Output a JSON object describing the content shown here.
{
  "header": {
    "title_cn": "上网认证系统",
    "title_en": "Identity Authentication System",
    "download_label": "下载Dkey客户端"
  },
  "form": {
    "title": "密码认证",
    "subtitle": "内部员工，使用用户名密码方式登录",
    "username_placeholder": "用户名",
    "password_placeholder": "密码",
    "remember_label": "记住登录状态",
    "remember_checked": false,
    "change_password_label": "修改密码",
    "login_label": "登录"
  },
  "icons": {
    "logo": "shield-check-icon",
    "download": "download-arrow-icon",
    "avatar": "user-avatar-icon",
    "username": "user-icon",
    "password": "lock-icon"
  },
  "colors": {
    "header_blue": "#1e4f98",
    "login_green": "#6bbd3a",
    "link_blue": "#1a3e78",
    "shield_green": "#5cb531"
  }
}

INSTRUCTIONS TO FOLLOW: Transcribe the material exactly as it reads.

ANSWER BELOW:
Output a JSON object describing the content shown here.
{
  "header": {
    "title_cn": "上网认证系统",
    "title_en": "Identity Authentication System",
    "download_label": "下载Dkey客户端"
  },
  "form": {
    "title": "密码认证",
    "subtitle": "内部员工，使用用户名密码方式登录",
    "username_placeholder": "用户名",
    "password_placeholder": "密码",
    "remember_label": "记住登录状态",
    "remember_checked": false,
    "change_password_label": "修改密码",
    "login_label": "登录"
  },
  "icons": {
    "logo": "shield-check-icon",
    "download": "download-arrow-icon",
    "avatar": "user-avatar-icon",
    "username": "user-icon",
    "password": "lock-icon"
  },
  "colors": {
    "header_blue": "#1e4f98",
    "login_green": "#6bbd3a",
    "link_blue": "#1a3e78",
    "shield_green": "#5cb531"
  }
}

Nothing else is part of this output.